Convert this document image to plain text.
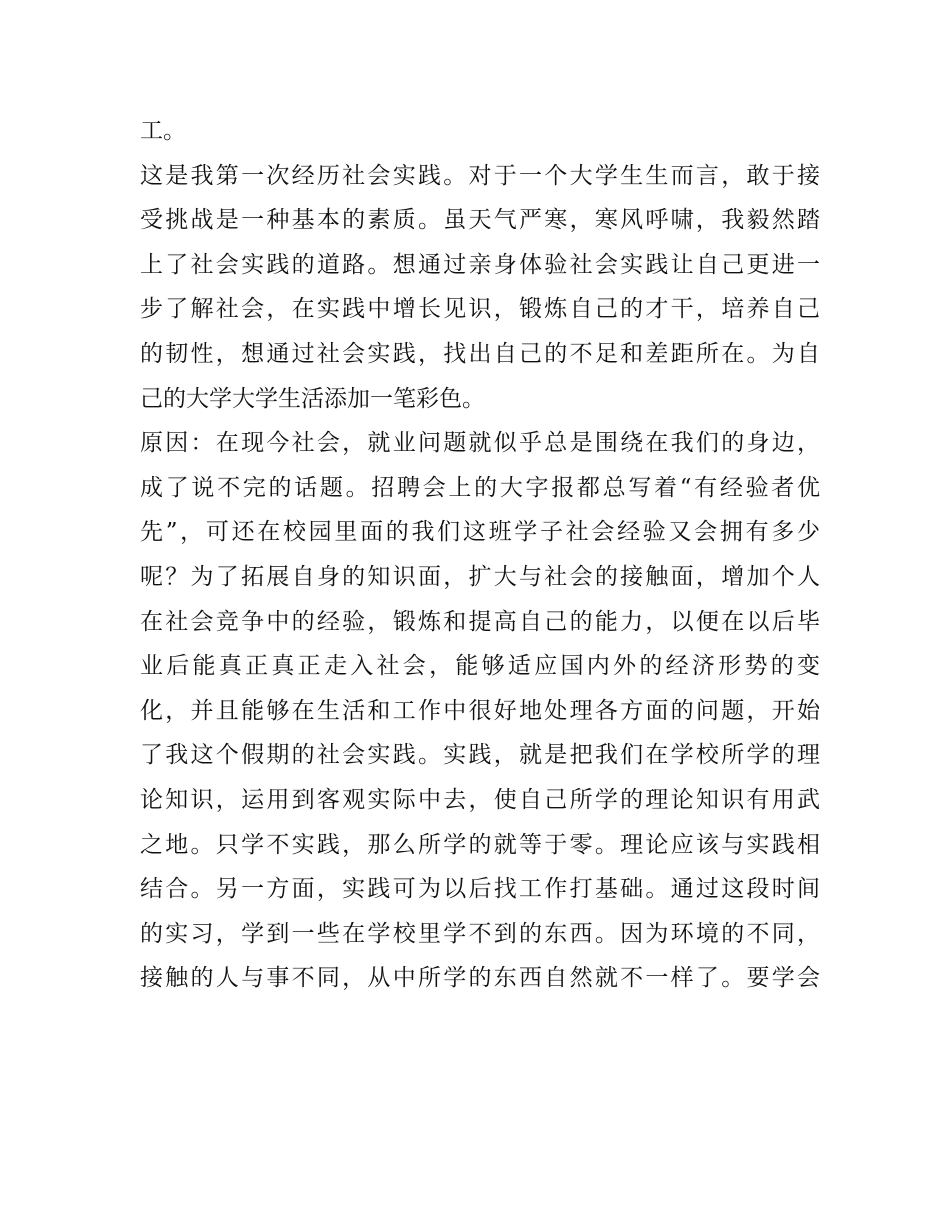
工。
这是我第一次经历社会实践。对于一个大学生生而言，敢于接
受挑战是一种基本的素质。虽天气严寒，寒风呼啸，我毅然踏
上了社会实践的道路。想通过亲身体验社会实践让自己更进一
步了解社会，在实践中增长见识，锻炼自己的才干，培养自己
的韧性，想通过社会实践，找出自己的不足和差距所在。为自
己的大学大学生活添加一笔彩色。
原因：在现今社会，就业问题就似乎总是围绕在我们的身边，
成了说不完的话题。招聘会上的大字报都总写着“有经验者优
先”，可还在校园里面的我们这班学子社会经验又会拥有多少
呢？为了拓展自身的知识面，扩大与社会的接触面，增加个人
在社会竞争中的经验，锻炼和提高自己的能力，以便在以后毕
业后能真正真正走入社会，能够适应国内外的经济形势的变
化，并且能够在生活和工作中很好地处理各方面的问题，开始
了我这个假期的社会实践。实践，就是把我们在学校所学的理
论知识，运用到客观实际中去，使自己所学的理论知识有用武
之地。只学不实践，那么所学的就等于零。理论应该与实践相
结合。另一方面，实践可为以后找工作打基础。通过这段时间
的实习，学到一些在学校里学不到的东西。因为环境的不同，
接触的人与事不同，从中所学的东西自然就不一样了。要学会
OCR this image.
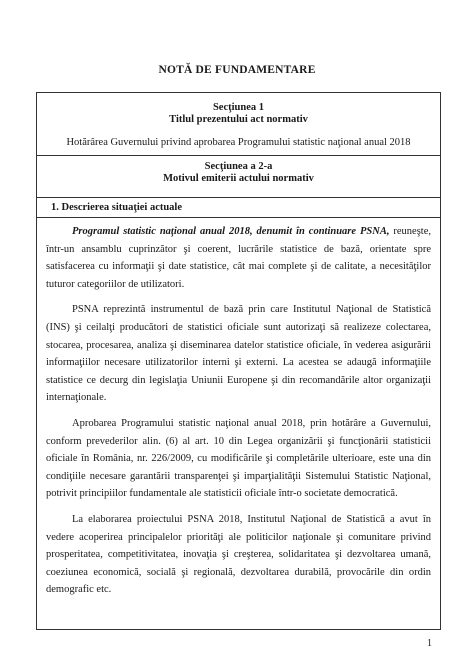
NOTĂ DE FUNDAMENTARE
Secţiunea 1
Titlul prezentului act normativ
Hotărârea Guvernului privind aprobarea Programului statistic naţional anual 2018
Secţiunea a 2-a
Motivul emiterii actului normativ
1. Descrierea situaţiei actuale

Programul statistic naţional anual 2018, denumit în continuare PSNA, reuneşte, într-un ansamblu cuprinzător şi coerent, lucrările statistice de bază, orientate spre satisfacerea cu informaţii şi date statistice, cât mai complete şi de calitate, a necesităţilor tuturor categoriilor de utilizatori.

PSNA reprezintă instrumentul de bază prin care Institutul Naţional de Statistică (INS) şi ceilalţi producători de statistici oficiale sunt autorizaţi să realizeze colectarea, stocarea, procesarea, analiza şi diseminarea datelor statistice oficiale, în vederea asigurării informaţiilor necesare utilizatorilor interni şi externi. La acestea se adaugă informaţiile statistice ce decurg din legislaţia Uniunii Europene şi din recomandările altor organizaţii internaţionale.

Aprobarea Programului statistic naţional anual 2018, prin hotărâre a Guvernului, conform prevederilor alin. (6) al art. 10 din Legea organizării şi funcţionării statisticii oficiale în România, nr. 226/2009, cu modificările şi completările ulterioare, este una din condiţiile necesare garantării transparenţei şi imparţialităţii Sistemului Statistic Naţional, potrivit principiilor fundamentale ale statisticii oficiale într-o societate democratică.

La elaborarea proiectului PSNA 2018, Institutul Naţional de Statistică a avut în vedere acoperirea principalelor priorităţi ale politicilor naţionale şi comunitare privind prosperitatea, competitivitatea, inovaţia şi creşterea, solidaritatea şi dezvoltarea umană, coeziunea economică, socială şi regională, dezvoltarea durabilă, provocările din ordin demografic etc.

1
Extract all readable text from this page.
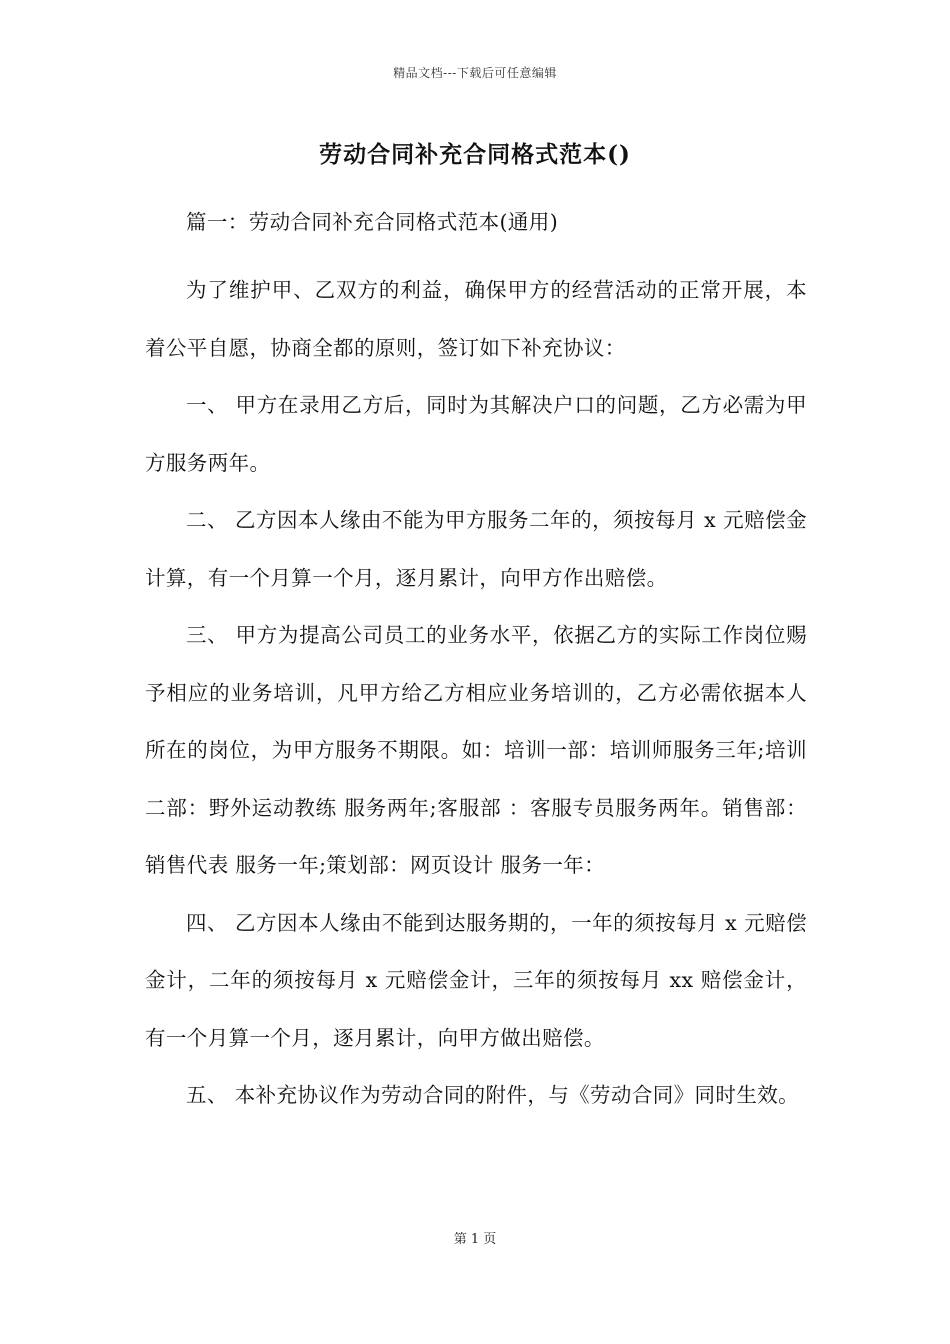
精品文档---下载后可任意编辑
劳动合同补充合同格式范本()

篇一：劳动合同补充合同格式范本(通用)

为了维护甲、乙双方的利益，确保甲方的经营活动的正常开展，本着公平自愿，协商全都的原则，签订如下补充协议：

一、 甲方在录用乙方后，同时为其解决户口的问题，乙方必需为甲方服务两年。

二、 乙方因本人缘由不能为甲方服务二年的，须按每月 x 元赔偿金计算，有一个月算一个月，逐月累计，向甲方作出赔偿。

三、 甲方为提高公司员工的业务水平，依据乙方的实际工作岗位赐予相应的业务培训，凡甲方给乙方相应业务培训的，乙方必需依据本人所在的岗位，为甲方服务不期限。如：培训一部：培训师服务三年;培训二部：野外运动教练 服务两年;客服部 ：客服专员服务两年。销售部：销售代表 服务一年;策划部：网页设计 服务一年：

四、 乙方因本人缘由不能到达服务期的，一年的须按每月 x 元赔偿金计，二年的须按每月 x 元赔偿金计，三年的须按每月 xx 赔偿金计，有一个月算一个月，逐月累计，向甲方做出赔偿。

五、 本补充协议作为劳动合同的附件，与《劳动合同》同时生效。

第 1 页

+--

§ Your goal
Track down all lines above with the string "image" and copy them.

§ Correct result
Convert this document image to plain text.
OCR this image.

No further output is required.